▶ _Your instructions_
Look through the listing below and work out how many of its lines hold the word "document". Give only the number.
══ Exercise materials
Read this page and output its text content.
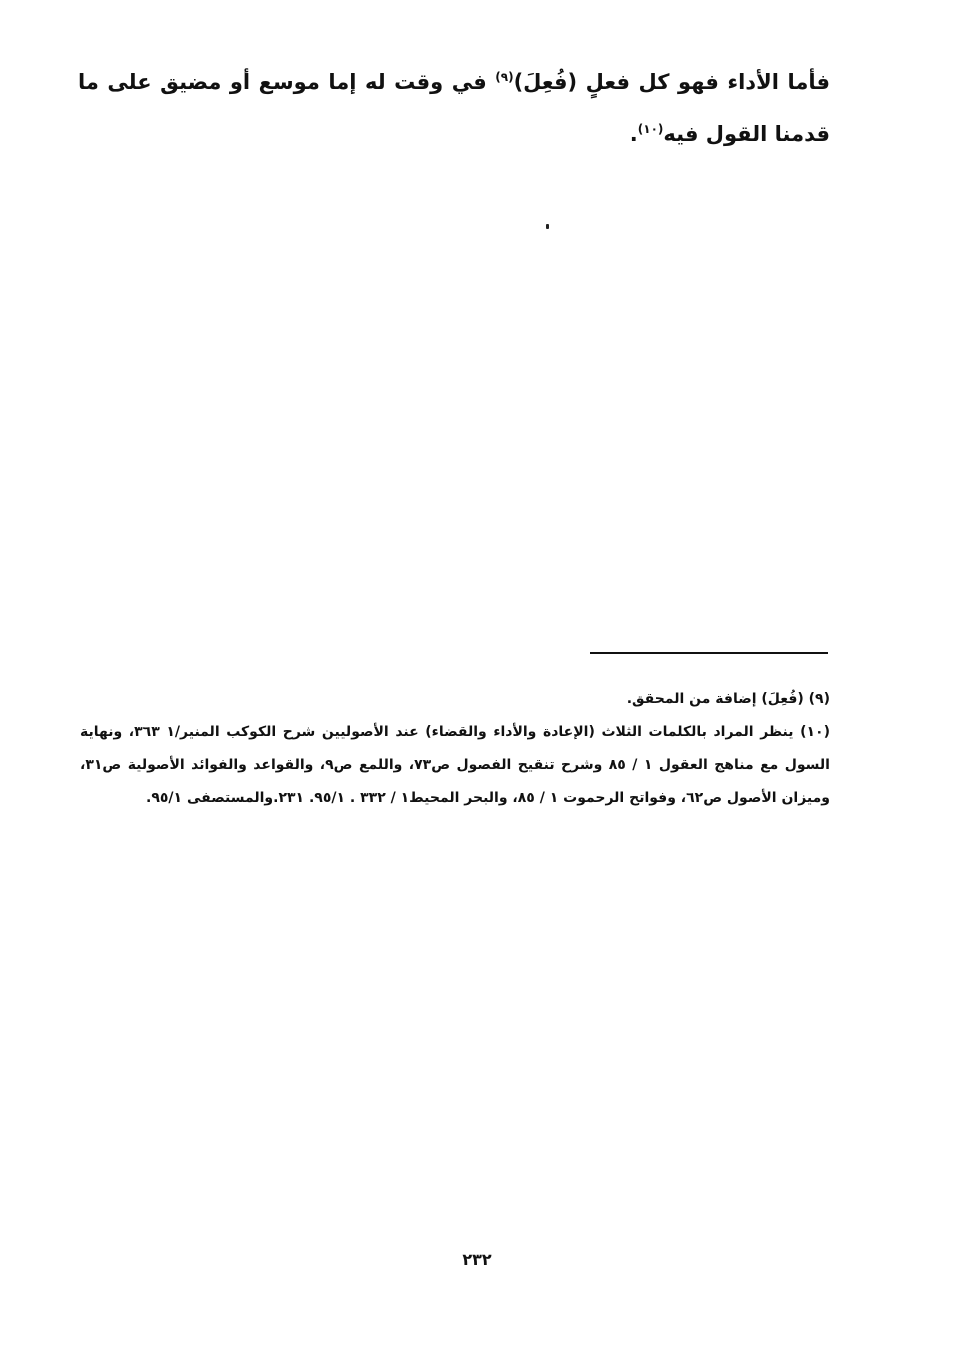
فأما الأداء فهو كل فعلٍ (فُعِلَ)$^{(٩)}$ في وقت له إما موسع أو مضيق على ما قدمنا القول فيه$^{(١٠)}$.

(٩) (فُعِلَ) إضافة من المحقق.

(١٠) ينظر المراد بالكلمات الثلاث (الإعادة والأداء والقضاء) عند الأصوليين شرح الكوكب المنير/١ ٣٦٣، ونهاية السول مع مناهج العقول ١ / ٨٥ وشرح تنقيح الفصول ص٧٣، واللمع ص٩، والقواعد والفوائد الأصولية ص٣١، وميزان الأصول ص٦٢، وفواتح الرحموت ١ / ٨٥، والبحر المحيط١ / ٣٣٢ . ٩٥/١. ٢٣١.والمستصفى ٩٥/١.

٢٣٢
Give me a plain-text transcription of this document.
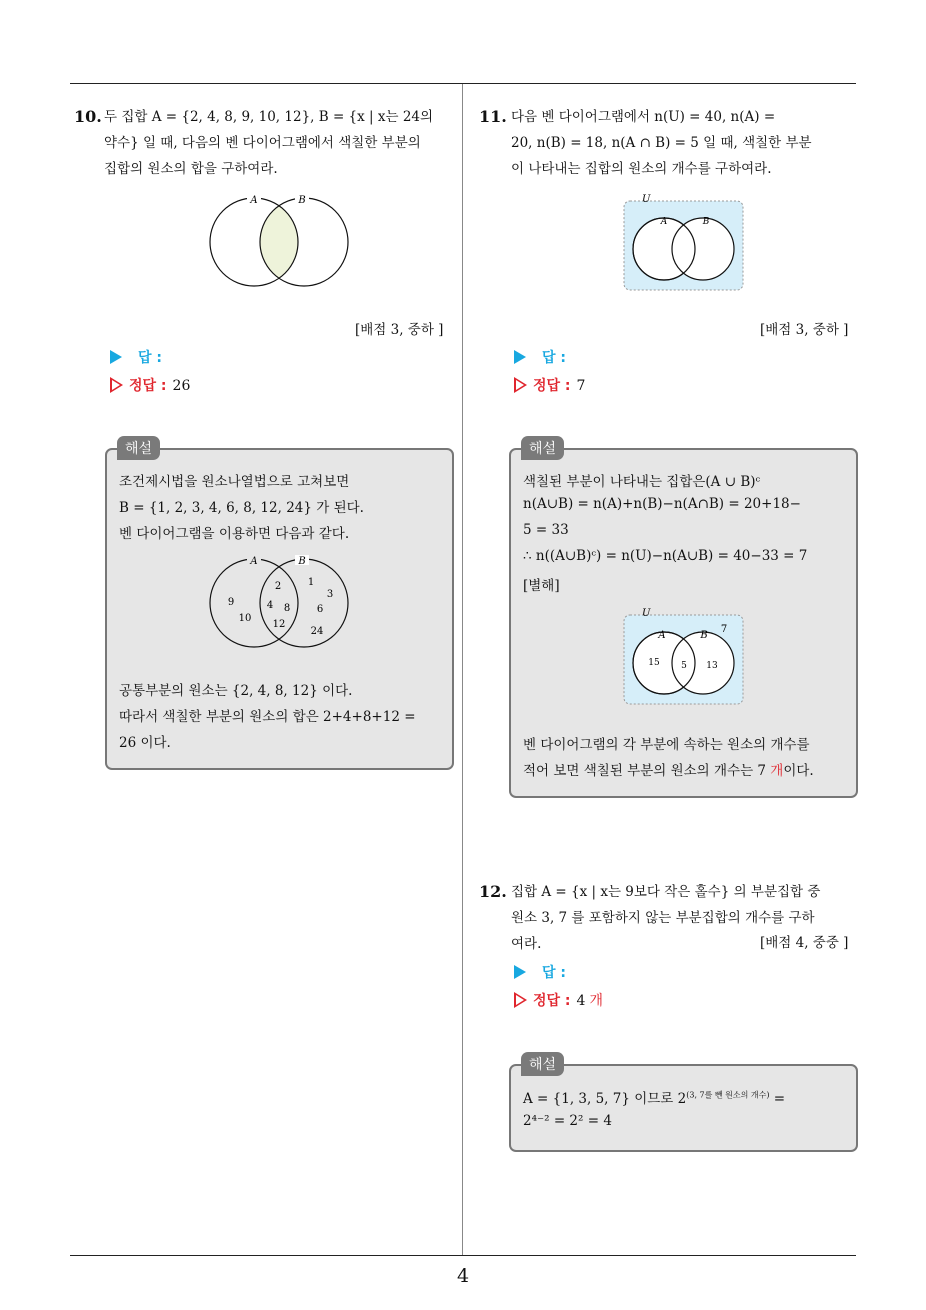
4
10. 두 집합 A = {2, 4, 8, 9, 10, 12}, B = {x | x는 24의
약수} 일 때, 다음의 벤 다이어그램에서 색칠한 부분의
집합의 원소의 합을 구하여라.
A	B
[배점 3, 중하 ]
답 :
정답 : 26
해설
조건제시법을 원소나열법으로 고쳐보면
B = {1, 2, 3, 4, 6, 8, 12, 24} 가 된다.
벤 다이어그램을 이용하면 다음과 같다.
A	B
9
10
2
4 8
12
1
3
6
24
공통부분의 원소는 {2, 4, 8, 12} 이다.
따라서 색칠한 부분의 원소의 합은 2+4+8+12 =
26 이다.
11. 다음 벤 다이어그램에서 n(U) = 40, n(A) =
20, n(B) = 18, n(A ∩ B) = 5 일 때, 색칠한 부분
이 나타내는 집합의 원소의 개수를 구하여라.
U
A	B
[배점 3, 중하 ]
답 :
정답 : 7
해설
색칠된 부분이 나타내는 집합은(A ∪ B)ᶜ
n(A∪B) = n(A)+n(B)−n(A∩B) = 20+18−
5 = 33
∴ n((A∪B)ᶜ) = n(U)−n(A∪B) = 40−33 = 7
[별해]
U
A	B
7
15 5 13
벤 다이어그램의 각 부분에 속하는 원소의 개수를
적어 보면 색칠된 부분의 원소의 개수는 7 개이다.
12. 집합 A = {x | x는 9보다 작은 홀수} 의 부분집합 중
원소 3, 7 를 포함하지 않는 부분집합의 개수를 구하
여라.	[배점 4, 중중 ]
답 :
정답 : 4 개
해설
A = {1, 3, 5, 7} 이므로 $2^{(3, 7를 뺀 원소의 개수)}$ =
2⁴⁻² = 2² = 4
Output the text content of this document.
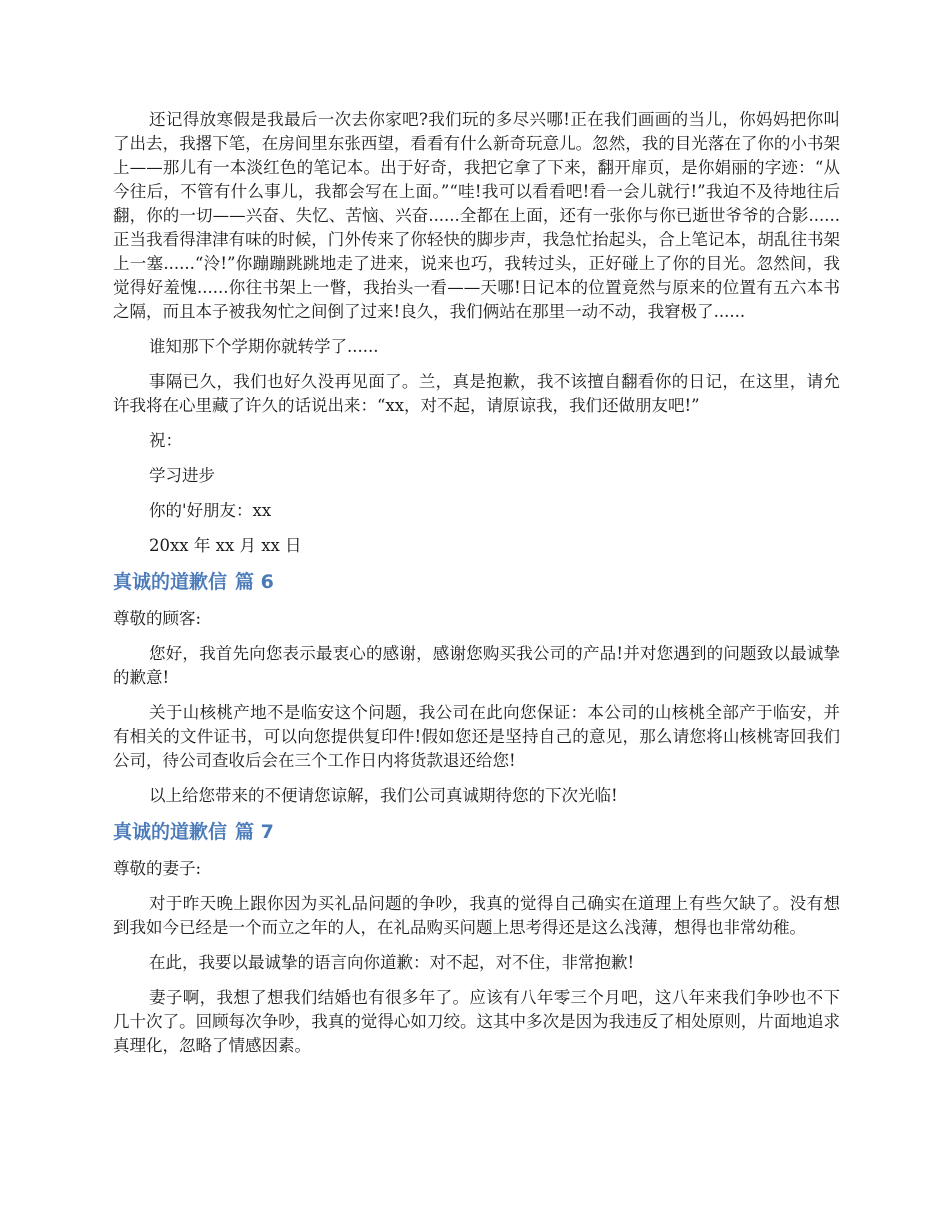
还记得放寒假是我最后一次去你家吧?我们玩的多尽兴哪!正在我们画画的当儿，你妈妈把你叫了出去，我撂下笔，在房间里东张西望，看看有什么新奇玩意儿。忽然，我的目光落在了你的小书架上——那儿有一本淡红色的笔记本。出于好奇，我把它拿了下来，翻开扉页，是你娟丽的字迹：“从今往后，不管有什么事儿，我都会写在上面。”“哇!我可以看看吧!看一会儿就行!”我迫不及待地往后翻，你的一切——兴奋、失忆、苦恼、兴奋......全都在上面，还有一张你与你已逝世爷爷的合影......正当我看得津津有味的时候，门外传来了你轻快的脚步声，我急忙抬起头，合上笔记本，胡乱往书架上一塞......“泠!”你蹦蹦跳跳地走了进来，说来也巧，我转过头，正好碰上了你的目光。忽然间，我觉得好羞愧......你往书架上一瞥，我抬头一看——天哪!日记本的位置竟然与原来的位置有五六本书之隔，而且本子被我匆忙之间倒了过来!良久，我们俩站在那里一动不动，我窘极了......

谁知那下个学期你就转学了......

事隔已久，我们也好久没再见面了。兰，真是抱歉，我不该擅自翻看你的日记，在这里，请允许我将在心里藏了许久的话说出来：“xx，对不起，请原谅我，我们还做朋友吧!”

祝：

学习进步

你的'好朋友：xx

20xx 年 xx 月 xx 日

真诚的道歉信 篇 6

尊敬的顾客:

您好，我首先向您表示最衷心的感谢，感谢您购买我公司的产品!并对您遇到的问题致以最诚挚的歉意!

关于山核桃产地不是临安这个问题，我公司在此向您保证：本公司的山核桃全部产于临安，并有相关的文件证书，可以向您提供复印件!假如您还是坚持自己的意见，那么请您将山核桃寄回我们公司，待公司查收后会在三个工作日内将货款退还给您!

以上给您带来的不便请您谅解，我们公司真诚期待您的下次光临!

真诚的道歉信 篇 7

尊敬的妻子:

对于昨天晚上跟你因为买礼品问题的争吵，我真的觉得自己确实在道理上有些欠缺了。没有想到我如今已经是一个而立之年的人，在礼品购买问题上思考得还是这么浅薄，想得也非常幼稚。

在此，我要以最诚挚的语言向你道歉：对不起，对不住，非常抱歉!

妻子啊，我想了想我们结婚也有很多年了。应该有八年零三个月吧，这八年来我们争吵也不下几十次了。回顾每次争吵，我真的觉得心如刀绞。这其中多次是因为我违反了相处原则，片面地追求真理化，忽略了情感因素。
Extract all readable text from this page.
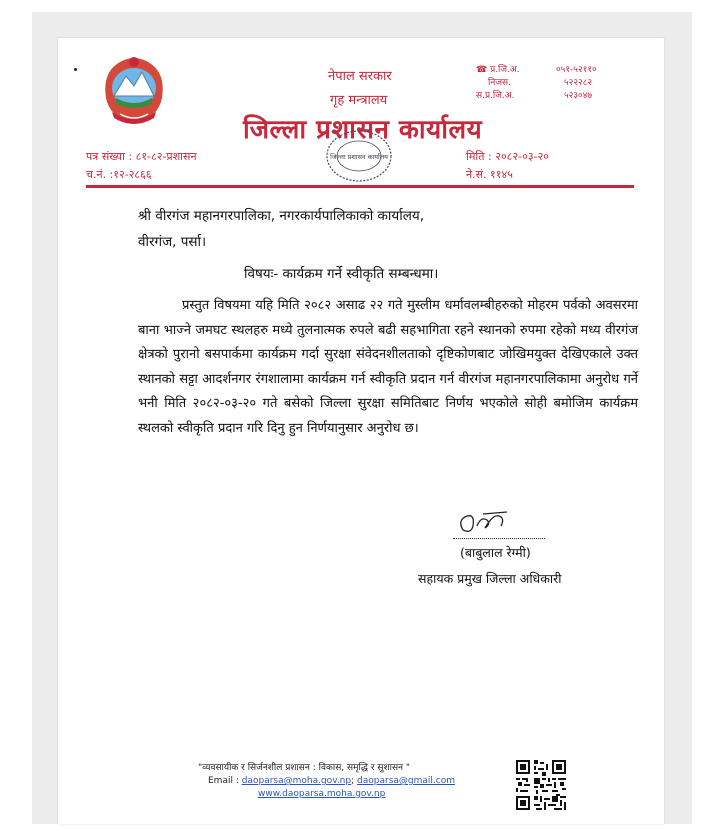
नेपाल सरकार
गृह मन्त्रालय
जिल्ला प्रशासन कार्यालय
☎ प्र.जि.अ.	०५१-५२११०
निजस.	५२२२८२
स.प्र.जि.अ.	५२३०४७
पत्र संख्या : ८१-८२-प्रशासन
च.नं. :१२-२८६६
मिति : २०८२-०३-२०
ने.सं. ११४५
जिल्ला प्रशासन कार्यालय
श्री वीरगंज महानगरपालिका, नगरकार्यपालिकाको कार्यालय,
वीरगंज, पर्सा।
विषयः- कार्यक्रम गर्ने स्वीकृति सम्बन्धमा।
प्रस्तुत विषयमा यहि मिति २०८२ असाढ २२ गते मुस्लीम धर्मावलम्बीहरुको मोहरम पर्वको अवसरमा बाना भाज्ने जमघट स्थलहरु मध्ये तुलनात्मक रुपले बढी सहभागिता रहने स्थानको रुपमा रहेको मध्य वीरगंज क्षेत्रको पुरानो बसपार्कमा कार्यक्रम गर्दा सुरक्षा संवेदनशीलताको दृष्टिकोणबाट जोखिमयुक्त देखिएकाले उक्त स्थानको सट्टा आदर्शनगर रंगशालामा कार्यक्रम गर्न स्वीकृति प्रदान गर्न वीरगंज महानगरपालिकामा अनुरोध गर्ने भनी मिति २०८२-०३-२० गते बसेको जिल्ला सुरक्षा समितिबाट निर्णय भएकोले सोही बमोजिम कार्यक्रम स्थलको स्वीकृति प्रदान गरि दिनु हुन निर्णयानुसार अनुरोध छ।
(बाबुलाल रेग्मी)
सहायक प्रमुख जिल्ला अधिकारी
"व्यवसायीक र सिर्जनशील प्रशासन : विकास, समृद्धि र सुशासन "
Email : daoparsa@moha.gov.np; daoparsa@gmail.com
www.daoparsa.moha.gov.np
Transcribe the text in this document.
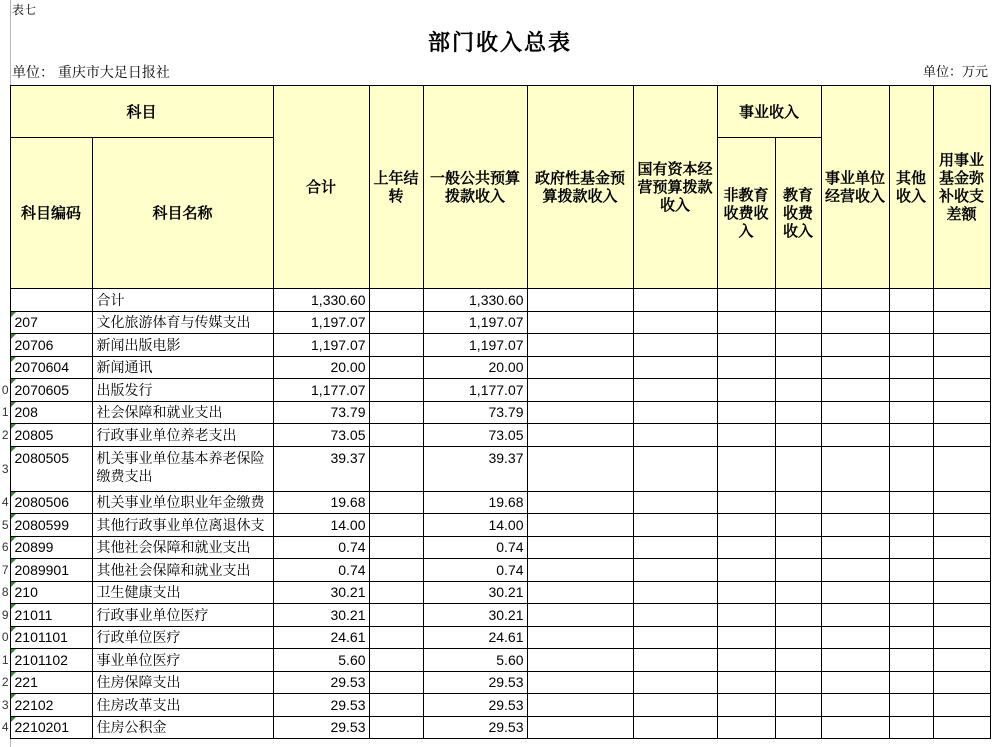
表七
部门收入总表
单位： 重庆市大足日报社	单位：万元
	科目		合计	上年结转	一般公共预算拨款收入	政府性基金预算拨款收入	国有资本经营预算拨款收入	事业收入		事业单位经营收入	其他收入	用事业基金弥补收支差额
	科目编码	科目名称						非教育收费收入	教育收费收入			
		合计	1,330.60		1,330.60							
	207	文化旅游体育与传媒支出	1,197.07		1,197.07							
	20706	新闻出版电影	1,197.07		1,197.07							
	2070604	新闻通讯	20.00		20.00							
0	2070605	出版发行	1,177.07		1,177.07							
1	208	社会保障和就业支出	73.79		73.79							
2	20805	行政事业单位养老支出	73.05		73.05							
3	2080505	机关事业单位基本养老保险缴费支出	39.37		39.37							
4	2080506	机关事业单位职业年金缴费	19.68		19.68							
5	2080599	其他行政事业单位离退休支	14.00		14.00							
6	20899	其他社会保障和就业支出	0.74		0.74							
7	2089901	其他社会保障和就业支出	0.74		0.74							
8	210	卫生健康支出	30.21		30.21							
9	21011	行政事业单位医疗	30.21		30.21							
0	2101101	行政单位医疗	24.61		24.61							
1	2101102	事业单位医疗	5.60		5.60							
2	221	住房保障支出	29.53		29.53							
3	22102	住房改革支出	29.53		29.53							
4	2210201	住房公积金	29.53		29.53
════
▶ _Answer_
3